━━ Listing
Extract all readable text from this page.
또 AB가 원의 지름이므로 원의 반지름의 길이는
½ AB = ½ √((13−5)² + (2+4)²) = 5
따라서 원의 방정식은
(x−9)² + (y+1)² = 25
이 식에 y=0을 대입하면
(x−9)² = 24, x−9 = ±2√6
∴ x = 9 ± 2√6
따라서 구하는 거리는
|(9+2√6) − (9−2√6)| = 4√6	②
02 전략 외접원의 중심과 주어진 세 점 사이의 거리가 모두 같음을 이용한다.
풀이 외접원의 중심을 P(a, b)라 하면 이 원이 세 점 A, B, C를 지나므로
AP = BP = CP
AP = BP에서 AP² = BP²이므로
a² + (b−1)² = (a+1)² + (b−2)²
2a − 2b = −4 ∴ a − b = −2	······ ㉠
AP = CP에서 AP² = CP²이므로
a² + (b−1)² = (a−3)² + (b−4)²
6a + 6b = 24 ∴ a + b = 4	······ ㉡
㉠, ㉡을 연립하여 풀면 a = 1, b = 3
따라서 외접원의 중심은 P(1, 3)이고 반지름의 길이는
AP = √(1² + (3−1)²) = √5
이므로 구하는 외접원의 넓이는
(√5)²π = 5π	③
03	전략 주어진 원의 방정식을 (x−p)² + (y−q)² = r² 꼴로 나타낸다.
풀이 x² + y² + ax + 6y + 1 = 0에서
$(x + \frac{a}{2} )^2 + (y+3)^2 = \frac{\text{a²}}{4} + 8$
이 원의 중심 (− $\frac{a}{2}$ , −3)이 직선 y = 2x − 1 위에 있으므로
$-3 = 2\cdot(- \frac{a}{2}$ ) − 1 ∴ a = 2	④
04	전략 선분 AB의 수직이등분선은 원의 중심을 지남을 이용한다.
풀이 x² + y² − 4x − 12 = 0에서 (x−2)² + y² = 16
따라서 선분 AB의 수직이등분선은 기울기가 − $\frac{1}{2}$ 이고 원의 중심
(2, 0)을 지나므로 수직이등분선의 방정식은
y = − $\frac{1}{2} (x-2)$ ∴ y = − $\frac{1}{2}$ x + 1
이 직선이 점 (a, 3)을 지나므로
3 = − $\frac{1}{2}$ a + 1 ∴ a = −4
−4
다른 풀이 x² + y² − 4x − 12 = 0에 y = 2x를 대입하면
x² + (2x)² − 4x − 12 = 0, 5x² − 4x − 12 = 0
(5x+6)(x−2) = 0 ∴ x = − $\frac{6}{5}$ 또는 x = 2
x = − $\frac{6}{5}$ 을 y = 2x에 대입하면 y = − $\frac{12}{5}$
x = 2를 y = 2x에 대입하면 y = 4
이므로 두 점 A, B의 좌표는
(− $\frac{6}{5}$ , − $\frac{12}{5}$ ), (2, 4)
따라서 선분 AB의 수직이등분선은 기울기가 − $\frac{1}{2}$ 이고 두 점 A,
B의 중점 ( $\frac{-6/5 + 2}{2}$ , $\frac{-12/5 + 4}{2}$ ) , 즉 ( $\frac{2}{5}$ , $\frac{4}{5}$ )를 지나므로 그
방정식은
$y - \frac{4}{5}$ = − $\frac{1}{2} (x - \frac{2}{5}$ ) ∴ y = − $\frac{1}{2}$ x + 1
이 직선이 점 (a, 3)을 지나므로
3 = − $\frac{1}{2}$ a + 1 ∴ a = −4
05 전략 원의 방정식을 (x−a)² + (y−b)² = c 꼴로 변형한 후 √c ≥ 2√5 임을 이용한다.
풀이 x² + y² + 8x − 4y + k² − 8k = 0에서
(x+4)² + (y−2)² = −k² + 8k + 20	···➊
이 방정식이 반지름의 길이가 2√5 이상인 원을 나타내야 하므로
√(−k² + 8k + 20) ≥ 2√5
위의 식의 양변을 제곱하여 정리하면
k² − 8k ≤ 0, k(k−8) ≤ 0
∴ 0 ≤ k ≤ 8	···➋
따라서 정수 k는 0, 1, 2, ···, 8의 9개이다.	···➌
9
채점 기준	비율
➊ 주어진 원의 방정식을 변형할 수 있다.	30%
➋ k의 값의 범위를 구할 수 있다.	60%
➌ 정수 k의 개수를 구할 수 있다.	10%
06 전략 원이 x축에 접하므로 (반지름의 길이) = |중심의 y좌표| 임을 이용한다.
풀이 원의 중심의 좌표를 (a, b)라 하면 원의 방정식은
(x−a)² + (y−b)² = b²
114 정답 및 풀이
━━━━
* [Task description] Each line with the string "지나므로" in it needs to be found and copied.

* [Result for this task]
풀이 외접원의 중심을 P(a, b)라 하면 이 원이 세 점 A, B, C를 지나므로
(2, 0)을 지나므로 수직이등분선의 방정식은
이 직선이 점 (a, 3)을 지나므로
B의 중점 ( $\frac{-6/5 + 2}{2}$ , $\frac{-12/5 + 4}{2}$ ) , 즉 ( $\frac{2}{5}$ , $\frac{4}{5}$ )를 지나므로 그
이 직선이 점 (a, 3)을 지나므로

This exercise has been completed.